* [YOUR TASK]: All lines holding the string "Record" are to be shown.

═════ INFORMATION SHOWN

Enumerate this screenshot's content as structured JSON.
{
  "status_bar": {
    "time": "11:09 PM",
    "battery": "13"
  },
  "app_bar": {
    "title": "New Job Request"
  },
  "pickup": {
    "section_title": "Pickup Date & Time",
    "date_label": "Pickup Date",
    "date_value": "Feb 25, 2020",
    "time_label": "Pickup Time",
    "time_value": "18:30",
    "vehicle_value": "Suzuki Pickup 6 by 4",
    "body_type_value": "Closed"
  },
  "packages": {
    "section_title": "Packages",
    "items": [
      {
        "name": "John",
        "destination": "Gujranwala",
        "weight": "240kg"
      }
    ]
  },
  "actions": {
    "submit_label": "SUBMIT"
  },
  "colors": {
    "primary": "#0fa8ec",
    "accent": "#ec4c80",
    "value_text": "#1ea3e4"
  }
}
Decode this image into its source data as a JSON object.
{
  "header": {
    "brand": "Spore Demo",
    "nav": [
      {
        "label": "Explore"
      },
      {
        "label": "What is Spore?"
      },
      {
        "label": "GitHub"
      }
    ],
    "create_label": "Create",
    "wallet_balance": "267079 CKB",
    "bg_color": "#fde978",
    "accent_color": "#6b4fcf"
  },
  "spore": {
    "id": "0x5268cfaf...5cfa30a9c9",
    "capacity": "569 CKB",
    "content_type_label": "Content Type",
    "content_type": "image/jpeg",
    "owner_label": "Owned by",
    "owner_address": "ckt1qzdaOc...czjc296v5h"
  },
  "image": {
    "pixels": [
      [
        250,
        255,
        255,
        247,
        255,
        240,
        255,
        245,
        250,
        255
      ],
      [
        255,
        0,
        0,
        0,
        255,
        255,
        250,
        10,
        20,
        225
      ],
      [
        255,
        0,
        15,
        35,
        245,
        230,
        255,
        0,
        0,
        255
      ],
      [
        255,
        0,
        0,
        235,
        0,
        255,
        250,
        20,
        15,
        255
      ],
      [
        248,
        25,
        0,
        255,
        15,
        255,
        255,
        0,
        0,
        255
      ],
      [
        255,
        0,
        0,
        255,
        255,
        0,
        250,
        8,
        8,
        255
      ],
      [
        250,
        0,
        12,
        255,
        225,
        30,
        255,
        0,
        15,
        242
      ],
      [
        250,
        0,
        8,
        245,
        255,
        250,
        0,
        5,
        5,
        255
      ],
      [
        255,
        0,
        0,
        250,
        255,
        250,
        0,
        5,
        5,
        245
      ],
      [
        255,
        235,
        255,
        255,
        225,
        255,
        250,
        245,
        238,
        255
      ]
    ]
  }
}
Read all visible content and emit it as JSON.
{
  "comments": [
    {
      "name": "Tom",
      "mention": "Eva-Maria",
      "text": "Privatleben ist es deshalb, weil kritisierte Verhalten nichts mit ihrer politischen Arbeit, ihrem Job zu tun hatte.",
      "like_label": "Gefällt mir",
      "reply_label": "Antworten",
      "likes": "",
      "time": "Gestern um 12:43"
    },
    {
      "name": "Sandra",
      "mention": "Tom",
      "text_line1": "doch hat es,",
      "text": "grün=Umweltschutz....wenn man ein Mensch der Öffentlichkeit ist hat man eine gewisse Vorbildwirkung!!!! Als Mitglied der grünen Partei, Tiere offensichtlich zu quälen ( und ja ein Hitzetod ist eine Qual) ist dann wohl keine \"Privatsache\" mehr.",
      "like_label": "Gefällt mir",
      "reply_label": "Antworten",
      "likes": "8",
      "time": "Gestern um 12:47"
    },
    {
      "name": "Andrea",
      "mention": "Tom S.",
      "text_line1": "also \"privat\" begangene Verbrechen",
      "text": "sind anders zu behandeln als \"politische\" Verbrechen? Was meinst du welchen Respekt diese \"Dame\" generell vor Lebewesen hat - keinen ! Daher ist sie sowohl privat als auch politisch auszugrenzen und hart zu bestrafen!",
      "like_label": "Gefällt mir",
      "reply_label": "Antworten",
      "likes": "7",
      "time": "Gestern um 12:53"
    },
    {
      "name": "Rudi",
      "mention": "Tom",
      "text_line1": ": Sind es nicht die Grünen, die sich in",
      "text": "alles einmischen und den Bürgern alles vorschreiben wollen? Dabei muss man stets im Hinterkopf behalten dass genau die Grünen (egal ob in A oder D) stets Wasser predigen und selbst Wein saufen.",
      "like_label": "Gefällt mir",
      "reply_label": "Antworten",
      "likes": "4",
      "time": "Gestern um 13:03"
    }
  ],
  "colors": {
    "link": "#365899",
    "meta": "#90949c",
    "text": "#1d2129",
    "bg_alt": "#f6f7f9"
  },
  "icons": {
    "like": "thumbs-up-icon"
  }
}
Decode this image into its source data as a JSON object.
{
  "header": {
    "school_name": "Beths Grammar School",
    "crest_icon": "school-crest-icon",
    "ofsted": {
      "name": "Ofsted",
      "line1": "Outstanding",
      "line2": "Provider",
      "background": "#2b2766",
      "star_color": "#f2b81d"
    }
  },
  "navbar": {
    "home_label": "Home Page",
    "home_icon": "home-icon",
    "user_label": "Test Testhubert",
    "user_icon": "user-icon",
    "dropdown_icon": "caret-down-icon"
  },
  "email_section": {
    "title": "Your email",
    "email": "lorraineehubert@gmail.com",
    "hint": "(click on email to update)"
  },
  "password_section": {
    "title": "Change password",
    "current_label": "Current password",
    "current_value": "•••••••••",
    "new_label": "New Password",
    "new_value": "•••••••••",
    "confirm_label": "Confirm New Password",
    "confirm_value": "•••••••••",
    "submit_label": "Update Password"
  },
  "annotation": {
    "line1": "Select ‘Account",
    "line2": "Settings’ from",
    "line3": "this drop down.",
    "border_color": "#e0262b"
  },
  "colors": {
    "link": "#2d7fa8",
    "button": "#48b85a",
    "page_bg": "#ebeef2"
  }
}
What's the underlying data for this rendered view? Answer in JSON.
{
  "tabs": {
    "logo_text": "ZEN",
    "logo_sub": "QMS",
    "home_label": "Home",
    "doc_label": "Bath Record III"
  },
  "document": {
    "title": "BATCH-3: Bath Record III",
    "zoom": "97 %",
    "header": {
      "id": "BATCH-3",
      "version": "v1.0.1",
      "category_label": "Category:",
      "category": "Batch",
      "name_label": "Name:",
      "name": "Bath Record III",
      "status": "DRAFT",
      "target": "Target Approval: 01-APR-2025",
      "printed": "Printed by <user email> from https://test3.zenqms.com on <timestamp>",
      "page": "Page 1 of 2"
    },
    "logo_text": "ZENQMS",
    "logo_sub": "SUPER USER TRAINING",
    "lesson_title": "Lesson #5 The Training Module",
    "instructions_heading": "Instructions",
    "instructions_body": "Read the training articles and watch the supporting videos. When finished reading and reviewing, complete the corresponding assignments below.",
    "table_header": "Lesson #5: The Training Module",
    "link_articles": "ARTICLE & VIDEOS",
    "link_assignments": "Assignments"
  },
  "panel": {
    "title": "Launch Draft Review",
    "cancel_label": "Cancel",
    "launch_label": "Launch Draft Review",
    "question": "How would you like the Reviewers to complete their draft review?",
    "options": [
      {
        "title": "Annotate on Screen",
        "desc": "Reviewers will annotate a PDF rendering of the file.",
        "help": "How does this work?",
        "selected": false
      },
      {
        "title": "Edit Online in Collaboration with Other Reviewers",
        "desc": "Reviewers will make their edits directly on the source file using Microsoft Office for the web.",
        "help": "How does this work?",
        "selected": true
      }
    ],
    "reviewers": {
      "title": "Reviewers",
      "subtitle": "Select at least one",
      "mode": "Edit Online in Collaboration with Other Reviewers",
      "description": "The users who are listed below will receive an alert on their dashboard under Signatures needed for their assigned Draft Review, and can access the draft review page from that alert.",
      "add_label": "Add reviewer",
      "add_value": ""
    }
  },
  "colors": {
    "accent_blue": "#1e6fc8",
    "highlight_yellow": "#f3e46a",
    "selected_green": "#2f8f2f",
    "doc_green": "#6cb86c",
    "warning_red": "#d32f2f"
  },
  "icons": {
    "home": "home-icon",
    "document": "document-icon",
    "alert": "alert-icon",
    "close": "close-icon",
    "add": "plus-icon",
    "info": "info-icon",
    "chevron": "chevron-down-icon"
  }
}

══════════

* [SOLUTION FOR THIS TASK]:
    "doc_label": "Bath Record III"
    "title": "BATCH-3: Bath Record III",
      "name": "Bath Record III",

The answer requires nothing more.